(Provided material)

━━━━━━━━━━━━━━━━━━━━

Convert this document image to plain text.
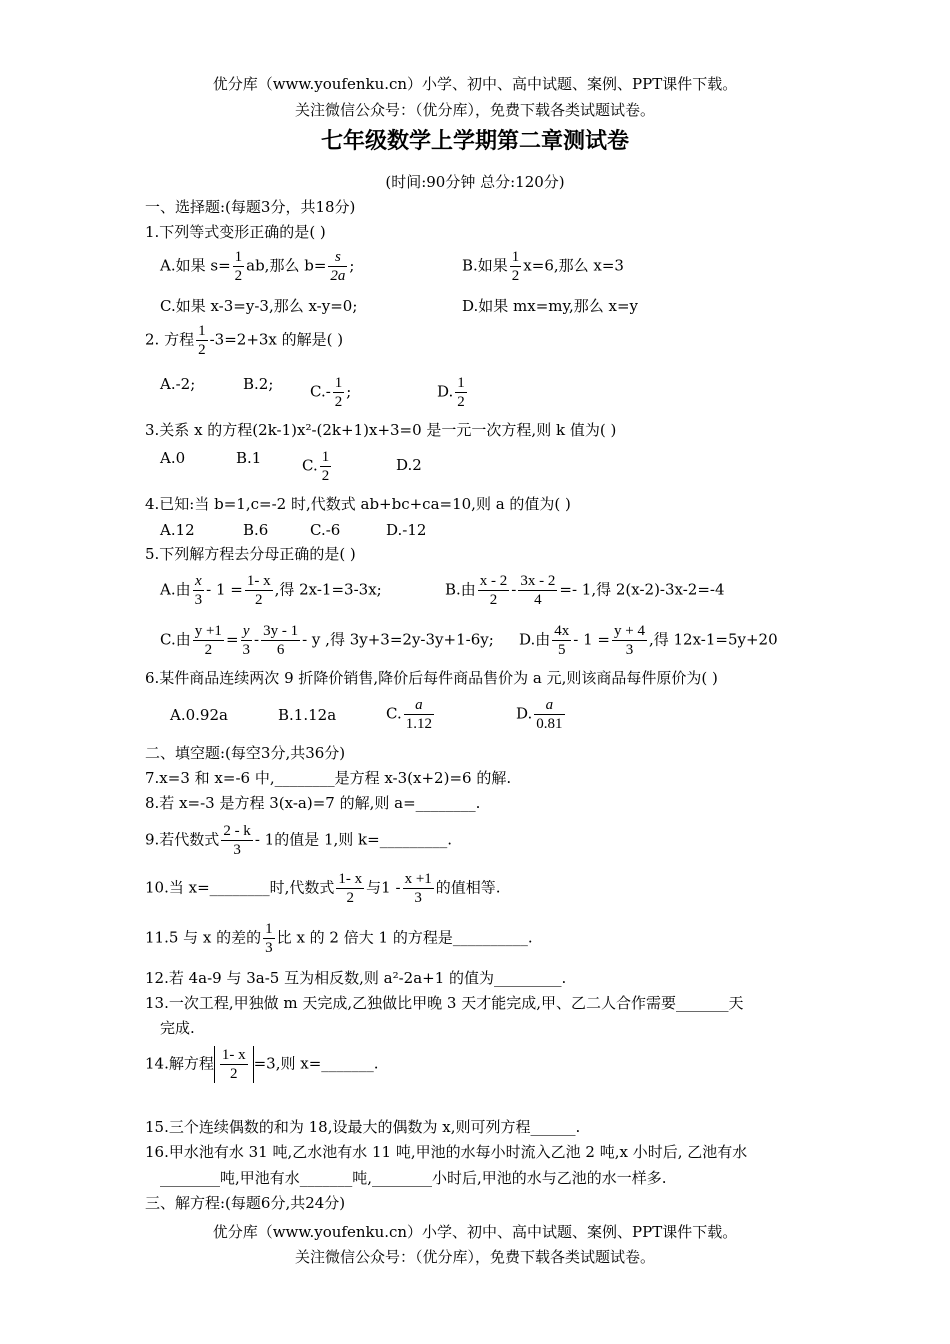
优分库（www.youfenku.cn）小学、初中、高中试题、案例、PPT课件下载。
关注微信公众号：（优分库），免费下载各类试题试卷。
七年级数学上学期第二章测试卷
(时间:90分钟 总分:120分)
一、选择题:(每题3分，共18分)
1.下列等式变形正确的是( )
A.如果 $s= \frac{1}{2}$ ab,那么 $b= \frac{s}{2a}$ ;	B.如果 $\frac{1}{2} x=6$,那么 x=3
C.如果 x-3=y-3,那么 x-y=0;	D.如果 mx=my,那么 x=y
2. 方程 $\frac{1}{2} -3=2+3x$ 的解是( )
A.-2;	B.2; $C.- \frac{1}{2}$ ;	D. $\frac{1}{2}$
3.关系 x 的方程(2k-1)x²-(2k+1)x+3=0 是一元一次方程,则 k 值为( )
A.0	B.1	C. $\frac{1}{2}$	D.2
4.已知:当 b=1,c=-2 时,代数式 ab+bc+ca=10,则 a 的值为( )
A.12	B.6	C.-6	D.-12
5.下列解方程去分母正确的是( )
A.由 $\frac{x}{3} - 1 = \frac{1- x}{2}$ ,得 2x-1=3-3x;	B.由 $\frac{x - 2}{2} - \frac{3x - 2}{4} =- 1$,得 2(x-2)-3x-2=-4
C.由 $\frac{y +1}{2} = \frac{y}{3} - \frac{3y - 1}{6} - y$ ,得 3y+3=2y-3y+1-6y; D.由 $\frac{4x}{5} - 1 = \frac{y + 4}{3}$ ,得 12x-1=5y+20
6.某件商品连续两次 9 折降价销售,降价后每件商品售价为 a 元,则该商品每件原价为( )
A.0.92a	B.1.12a	C. $\frac{a}{1.12}$	D. $\frac{a}{0.81}$
二、填空题:(每空3分,共36分)
7.x=3 和 x=-6 中,________是方程 x-3(x+2)=6 的解.
8.若 x=-3 是方程 3(x-a)=7 的解,则 a=________.
9.若代数式 $\frac{2 - k}{3} - 1$的值是 1,则 k=_________.
10.当 x=________时,代数式 $\frac{1- x}{2}$ 与$1 - \frac{x +1}{3}$ 的值相等.
11.5 与 x 的差的 $\frac{1}{3}$ 比 x 的 2 倍大 1 的方程是__________.
12.若 4a-9 与 3a-5 互为相反数,则 a²-2a+1 的值为_________.
13.一次工程,甲独做 m 天完成,乙独做比甲晚 3 天才能完成,甲、乙二人合作需要_______天
完成.
14.解方程 $\frac{1- x}{2} =3$,则 x=_______.
15.三个连续偶数的和为 18,设最大的偶数为 x,则可列方程______.
16.甲水池有水 31 吨,乙水池有水 11 吨,甲池的水每小时流入乙池 2 吨,x 小时后, 乙池有水
________吨,甲池有水_______吨,________小时后,甲池的水与乙池的水一样多.
三、解方程:(每题6分,共24分)
优分库（www.youfenku.cn）小学、初中、高中试题、案例、PPT课件下载。
关注微信公众号：（优分库），免费下载各类试题试卷。
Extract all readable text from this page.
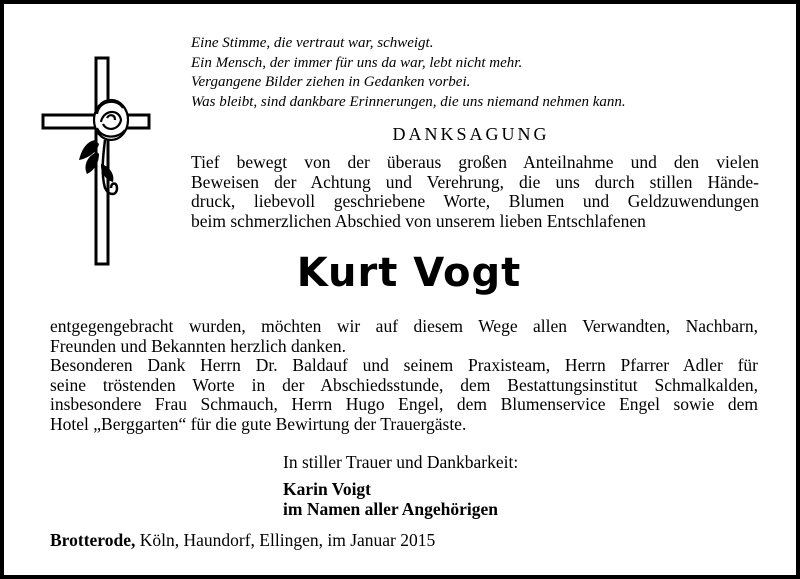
Eine Stimme, die vertraut war, schweigt.
Ein Mensch, der immer für uns da war, lebt nicht mehr.
Vergangene Bilder ziehen in Gedanken vorbei.
Was bleibt, sind dankbare Erinnerungen, die uns niemand nehmen kann.
DANKSAGUNG
Tief bewegt von der überaus großen Anteilnahme und den vielen
Beweisen der Achtung und Verehrung, die uns durch stillen Hände-
druck, liebevoll geschriebene Worte, Blumen und Geldzuwendungen
beim schmerzlichen Abschied von unserem lieben Entschlafenen
Kurt Vogt
entgegengebracht wurden, möchten wir auf diesem Wege allen Verwandten, Nachbarn,
Freunden und Bekannten herzlich danken.
Besonderen Dank Herrn Dr. Baldauf und seinem Praxisteam, Herrn Pfarrer Adler für
seine tröstenden Worte in der Abschiedsstunde, dem Bestattungsinstitut Schmalkalden,
insbesondere Frau Schmauch, Herrn Hugo Engel, dem Blumenservice Engel sowie dem
Hotel „Berggarten“ für die gute Bewirtung der Trauergäste.
In stiller Trauer und Dankbarkeit:
Karin Voigt
im Namen aller Angehörigen
Brotterode, Köln, Haundorf, Ellingen, im Januar 2015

━━━━━━━━━━━━━━━━━━━━

Extract each line from the listing that holds the word "Herrn".

(Output for this exercise)
Besonderen Dank Herrn Dr. Baldauf und seinem Praxisteam, Herrn Pfarrer Adler für
insbesondere Frau Schmauch, Herrn Hugo Engel, dem Blumenservice Engel sowie dem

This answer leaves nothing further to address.